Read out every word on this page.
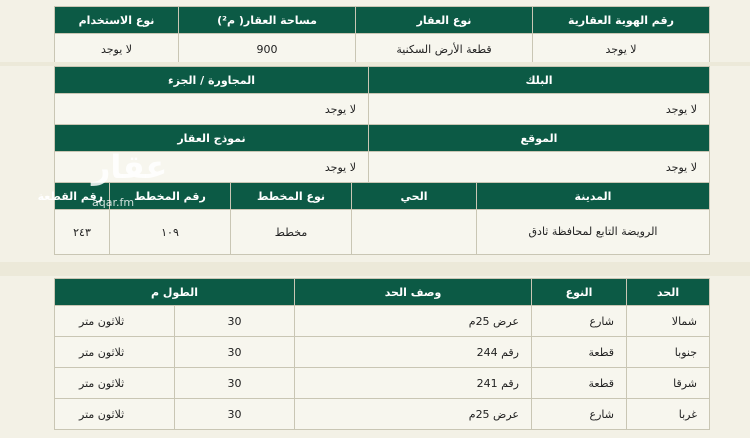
رقم الهوية العقارية	نوع العقار	مساحة العقار( م²)	نوع الاستخدام
لا يوجد	قطعة الأرض السكنية	900	لا يوجد
البلك	المجاورة / الجزء
لا يوجد	لا يوجد
الموقع	نموذج العقار
لا يوجد	لا يوجد
المدينة	الحي	نوع المخطط	رقم المخطط	رقم القطعة
الرويضة التابع لمحافظة ثادق		مخطط	١٠٩	٢٤٣
الحد	النوع	وصف الحد	الطول م	
شمالا	شارع	عرض 25م	30	ثلاثون متر
جنوبا	قطعة	رقم 244	30	ثلاثون متر
شرقا	قطعة	رقم 241	30	ثلاثون متر
غربا	شارع	عرض 25م	30	ثلاثون متر
عقار
aqar.fm
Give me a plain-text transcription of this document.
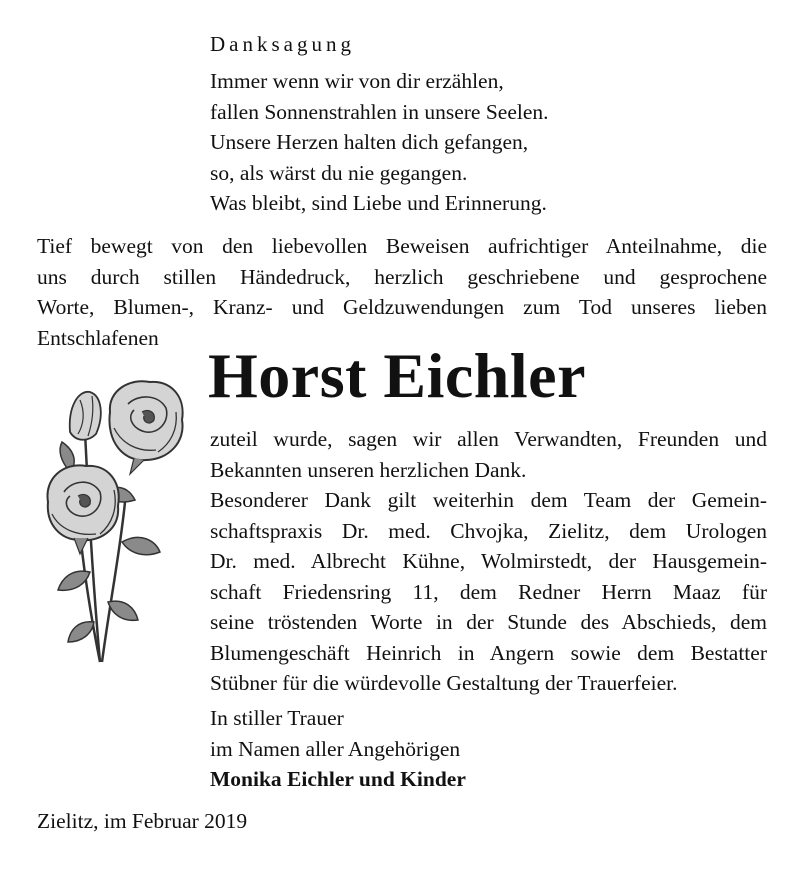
Danksagung
Immer wenn wir von dir erzählen,
fallen Sonnenstrahlen in unsere Seelen.
Unsere Herzen halten dich gefangen,
so, als wärst du nie gegangen.
Was bleibt, sind Liebe und Erinnerung.
Tief bewegt von den liebevollen Beweisen aufrichtiger Anteilnahme, die
uns durch stillen Händedruck, herzlich geschriebene und gesprochene
Worte, Blumen-, Kranz- und Geldzuwendungen zum Tod unseres lieben
Entschlafenen
Horst Eichler
zuteil wurde, sagen wir allen Verwandten, Freunden und
Bekannten unseren herzlichen Dank.
Besonderer Dank gilt weiterhin dem Team der Gemein-
schaftspraxis Dr. med. Chvojka, Zielitz, dem Urologen
Dr. med. Albrecht Kühne, Wolmirstedt, der Hausgemein-
schaft Friedensring 11, dem Redner Herrn Maaz für
seine tröstenden Worte in der Stunde des Abschieds, dem
Blumengeschäft Heinrich in Angern sowie dem Bestatter
Stübner für die würdevolle Gestaltung der Trauerfeier.
In stiller Trauer
im Namen aller Angehörigen
Monika Eichler und Kinder
Zielitz, im Februar 2019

What is being asked
Of the lines above, how many contain the string "ثلاثون"? Only the number is required.

Output for this task
4